__Exercise instructions__
Your task is to restate the data word for word.

__Records from a collection of figures__
-- BEGIN --
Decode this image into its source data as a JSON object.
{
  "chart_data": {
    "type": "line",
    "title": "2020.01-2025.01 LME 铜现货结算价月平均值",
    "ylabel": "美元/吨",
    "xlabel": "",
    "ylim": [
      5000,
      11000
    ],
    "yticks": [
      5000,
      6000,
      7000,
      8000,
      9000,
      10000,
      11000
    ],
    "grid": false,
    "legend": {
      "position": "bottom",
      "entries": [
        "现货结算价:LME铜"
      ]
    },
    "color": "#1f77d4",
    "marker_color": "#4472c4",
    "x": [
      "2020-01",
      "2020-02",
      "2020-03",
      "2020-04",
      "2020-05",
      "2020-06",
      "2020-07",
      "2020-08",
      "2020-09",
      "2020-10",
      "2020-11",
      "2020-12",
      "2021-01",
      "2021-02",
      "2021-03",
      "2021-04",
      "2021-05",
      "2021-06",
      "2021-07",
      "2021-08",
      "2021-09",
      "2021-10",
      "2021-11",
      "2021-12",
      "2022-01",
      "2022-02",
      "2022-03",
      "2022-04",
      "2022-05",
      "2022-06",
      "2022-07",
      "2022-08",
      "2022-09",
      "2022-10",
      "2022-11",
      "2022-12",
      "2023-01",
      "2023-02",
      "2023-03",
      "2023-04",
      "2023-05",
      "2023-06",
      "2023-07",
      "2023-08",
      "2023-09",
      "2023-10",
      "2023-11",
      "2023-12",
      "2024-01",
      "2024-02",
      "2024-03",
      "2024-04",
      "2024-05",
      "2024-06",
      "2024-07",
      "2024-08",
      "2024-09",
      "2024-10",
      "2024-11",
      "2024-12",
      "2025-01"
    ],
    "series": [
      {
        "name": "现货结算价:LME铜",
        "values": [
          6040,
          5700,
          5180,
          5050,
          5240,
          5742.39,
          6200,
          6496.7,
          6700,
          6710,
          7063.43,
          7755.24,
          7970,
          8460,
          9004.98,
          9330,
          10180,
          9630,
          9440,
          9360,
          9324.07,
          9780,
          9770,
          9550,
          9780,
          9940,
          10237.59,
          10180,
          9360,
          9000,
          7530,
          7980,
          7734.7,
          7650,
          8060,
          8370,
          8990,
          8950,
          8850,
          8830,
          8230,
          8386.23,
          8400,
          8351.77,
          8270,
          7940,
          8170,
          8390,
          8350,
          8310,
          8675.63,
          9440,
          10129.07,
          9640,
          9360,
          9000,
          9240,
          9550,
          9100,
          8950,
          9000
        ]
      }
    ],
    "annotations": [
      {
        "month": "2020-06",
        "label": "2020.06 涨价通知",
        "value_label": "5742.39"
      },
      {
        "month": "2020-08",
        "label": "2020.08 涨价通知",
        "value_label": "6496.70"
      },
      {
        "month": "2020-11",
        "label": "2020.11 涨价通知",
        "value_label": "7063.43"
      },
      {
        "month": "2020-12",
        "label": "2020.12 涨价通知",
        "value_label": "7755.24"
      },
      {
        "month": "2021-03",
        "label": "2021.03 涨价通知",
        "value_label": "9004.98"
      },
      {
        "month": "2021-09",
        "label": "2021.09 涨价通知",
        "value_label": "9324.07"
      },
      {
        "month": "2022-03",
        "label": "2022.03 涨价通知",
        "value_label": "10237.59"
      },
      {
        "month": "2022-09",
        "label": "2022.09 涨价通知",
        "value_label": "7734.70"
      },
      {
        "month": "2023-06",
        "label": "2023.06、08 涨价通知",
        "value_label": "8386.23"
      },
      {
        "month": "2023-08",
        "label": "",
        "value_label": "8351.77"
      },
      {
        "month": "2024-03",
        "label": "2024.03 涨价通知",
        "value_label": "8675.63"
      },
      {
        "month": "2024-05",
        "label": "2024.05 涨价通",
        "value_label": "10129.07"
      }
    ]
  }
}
-- END --
__Final result__
Decode this image into its source data as a JSON object.
{
  "chart_data": {
    "type": "line",
    "title": "2020.01-2025.01 LME 铜现货结算价月平均值",
    "ylabel": "美元/吨",
    "xlabel": "",
    "ylim": [
      5000,
      11000
    ],
    "yticks": [
      5000,
      6000,
      7000,
      8000,
      9000,
      10000,
      11000
    ],
    "grid": false,
    "legend": {
      "position": "bottom",
      "entries": [
        "现货结算价:LME铜"
      ]
    },
    "color": "#1f77d4",
    "marker_color": "#4472c4",
    "x": [
      "2020-01",
      "2020-02",
      "2020-03",
      "2020-04",
      "2020-05",
      "2020-06",
      "2020-07",
      "2020-08",
      "2020-09",
      "2020-10",
      "2020-11",
      "2020-12",
      "2021-01",
      "2021-02",
      "2021-03",
      "2021-04",
      "2021-05",
      "2021-06",
      "2021-07",
      "2021-08",
      "2021-09",
      "2021-10",
      "2021-11",
      "2021-12",
      "2022-01",
      "2022-02",
      "2022-03",
      "2022-04",
      "2022-05",
      "2022-06",
      "2022-07",
      "2022-08",
      "2022-09",
      "2022-10",
      "2022-11",
      "2022-12",
      "2023-01",
      "2023-02",
      "2023-03",
      "2023-04",
      "2023-05",
      "2023-06",
      "2023-07",
      "2023-08",
      "2023-09",
      "2023-10",
      "2023-11",
      "2023-12",
      "2024-01",
      "2024-02",
      "2024-03",
      "2024-04",
      "2024-05",
      "2024-06",
      "2024-07",
      "2024-08",
      "2024-09",
      "2024-10",
      "2024-11",
      "2024-12",
      "2025-01"
    ],
    "series": [
      {
        "name": "现货结算价:LME铜",
        "values": [
          6040,
          5700,
          5180,
          5050,
          5240,
          5742.39,
          6200,
          6496.7,
          6700,
          6710,
          7063.43,
          7755.24,
          7970,
          8460,
          9004.98,
          9330,
          10180,
          9630,
          9440,
          9360,
          9324.07,
          9780,
          9770,
          9550,
          9780,
          9940,
          10237.59,
          10180,
          9360,
          9000,
          7530,
          7980,
          7734.7,
          7650,
          8060,
          8370,
          8990,
          8950,
          8850,
          8830,
          8230,
          8386.23,
          8400,
          8351.77,
          8270,
          7940,
          8170,
          8390,
          8350,
          8310,
          8675.63,
          9440,
          10129.07,
          9640,
          9360,
          9000,
          9240,
          9550,
          9100,
          8950,
          9000
        ]
      }
    ],
    "annotations": [
      {
        "month": "2020-06",
        "label": "2020.06 涨价通知",
        "value_label": "5742.39"
      },
      {
        "month": "2020-08",
        "label": "2020.08 涨价通知",
        "value_label": "6496.70"
      },
      {
        "month": "2020-11",
        "label": "2020.11 涨价通知",
        "value_label": "7063.43"
      },
      {
        "month": "2020-12",
        "label": "2020.12 涨价通知",
        "value_label": "7755.24"
      },
      {
        "month": "2021-03",
        "label": "2021.03 涨价通知",
        "value_label": "9004.98"
      },
      {
        "month": "2021-09",
        "label": "2021.09 涨价通知",
        "value_label": "9324.07"
      },
      {
        "month": "2022-03",
        "label": "2022.03 涨价通知",
        "value_label": "10237.59"
      },
      {
        "month": "2022-09",
        "label": "2022.09 涨价通知",
        "value_label": "7734.70"
      },
      {
        "month": "2023-06",
        "label": "2023.06、08 涨价通知",
        "value_label": "8386.23"
      },
      {
        "month": "2023-08",
        "label": "",
        "value_label": "8351.77"
      },
      {
        "month": "2024-03",
        "label": "2024.03 涨价通知",
        "value_label": "8675.63"
      },
      {
        "month": "2024-05",
        "label": "2024.05 涨价通",
        "value_label": "10129.07"
      }
    ]
  }
}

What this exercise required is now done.